(Task)
Restate every line of the material, word for word.

[Records from a data source]
******

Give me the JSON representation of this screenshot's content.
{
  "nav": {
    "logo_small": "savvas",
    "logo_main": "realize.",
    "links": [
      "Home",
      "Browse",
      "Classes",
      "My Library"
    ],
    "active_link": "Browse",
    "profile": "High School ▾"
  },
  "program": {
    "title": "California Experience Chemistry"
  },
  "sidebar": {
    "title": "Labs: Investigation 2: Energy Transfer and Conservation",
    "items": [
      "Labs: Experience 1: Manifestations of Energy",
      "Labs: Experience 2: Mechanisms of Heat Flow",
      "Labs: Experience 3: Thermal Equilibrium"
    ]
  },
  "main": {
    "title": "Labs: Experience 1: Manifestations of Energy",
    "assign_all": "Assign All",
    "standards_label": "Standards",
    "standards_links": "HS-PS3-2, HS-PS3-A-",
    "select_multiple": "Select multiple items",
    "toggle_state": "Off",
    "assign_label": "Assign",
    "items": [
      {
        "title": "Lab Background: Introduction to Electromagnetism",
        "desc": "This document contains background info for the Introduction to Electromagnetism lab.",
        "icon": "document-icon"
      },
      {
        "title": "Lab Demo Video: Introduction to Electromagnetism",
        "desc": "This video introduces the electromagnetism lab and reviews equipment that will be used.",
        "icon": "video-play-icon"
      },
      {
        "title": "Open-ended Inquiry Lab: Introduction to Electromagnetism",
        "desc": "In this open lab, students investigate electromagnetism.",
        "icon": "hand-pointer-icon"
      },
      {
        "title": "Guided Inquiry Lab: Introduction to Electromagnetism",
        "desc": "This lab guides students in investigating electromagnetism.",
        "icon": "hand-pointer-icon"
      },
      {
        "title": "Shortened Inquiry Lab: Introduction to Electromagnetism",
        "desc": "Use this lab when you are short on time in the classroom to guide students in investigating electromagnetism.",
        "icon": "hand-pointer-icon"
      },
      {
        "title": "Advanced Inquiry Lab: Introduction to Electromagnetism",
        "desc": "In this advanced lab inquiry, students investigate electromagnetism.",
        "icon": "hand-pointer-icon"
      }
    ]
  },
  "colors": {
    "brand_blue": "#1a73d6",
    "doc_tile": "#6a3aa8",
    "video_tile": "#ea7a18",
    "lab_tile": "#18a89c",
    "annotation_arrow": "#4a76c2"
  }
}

******

(Output below)
Give me the JSON representation of this screenshot's content.
{
  "nav": {
    "logo_small": "savvas",
    "logo_main": "realize.",
    "links": [
      "Home",
      "Browse",
      "Classes",
      "My Library"
    ],
    "active_link": "Browse",
    "profile": "High School ▾"
  },
  "program": {
    "title": "California Experience Chemistry"
  },
  "sidebar": {
    "title": "Labs: Investigation 2: Energy Transfer and Conservation",
    "items": [
      "Labs: Experience 1: Manifestations of Energy",
      "Labs: Experience 2: Mechanisms of Heat Flow",
      "Labs: Experience 3: Thermal Equilibrium"
    ]
  },
  "main": {
    "title": "Labs: Experience 1: Manifestations of Energy",
    "assign_all": "Assign All",
    "standards_label": "Standards",
    "standards_links": "HS-PS3-2, HS-PS3-A-",
    "select_multiple": "Select multiple items",
    "toggle_state": "Off",
    "assign_label": "Assign",
    "items": [
      {
        "title": "Lab Background: Introduction to Electromagnetism",
        "desc": "This document contains background info for the Introduction to Electromagnetism lab.",
        "icon": "document-icon"
      },
      {
        "title": "Lab Demo Video: Introduction to Electromagnetism",
        "desc": "This video introduces the electromagnetism lab and reviews equipment that will be used.",
        "icon": "video-play-icon"
      },
      {
        "title": "Open-ended Inquiry Lab: Introduction to Electromagnetism",
        "desc": "In this open lab, students investigate electromagnetism.",
        "icon": "hand-pointer-icon"
      },
      {
        "title": "Guided Inquiry Lab: Introduction to Electromagnetism",
        "desc": "This lab guides students in investigating electromagnetism.",
        "icon": "hand-pointer-icon"
      },
      {
        "title": "Shortened Inquiry Lab: Introduction to Electromagnetism",
        "desc": "Use this lab when you are short on time in the classroom to guide students in investigating electromagnetism.",
        "icon": "hand-pointer-icon"
      },
      {
        "title": "Advanced Inquiry Lab: Introduction to Electromagnetism",
        "desc": "In this advanced lab inquiry, students investigate electromagnetism.",
        "icon": "hand-pointer-icon"
      }
    ]
  },
  "colors": {
    "brand_blue": "#1a73d6",
    "doc_tile": "#6a3aa8",
    "video_tile": "#ea7a18",
    "lab_tile": "#18a89c",
    "annotation_arrow": "#4a76c2"
  }
}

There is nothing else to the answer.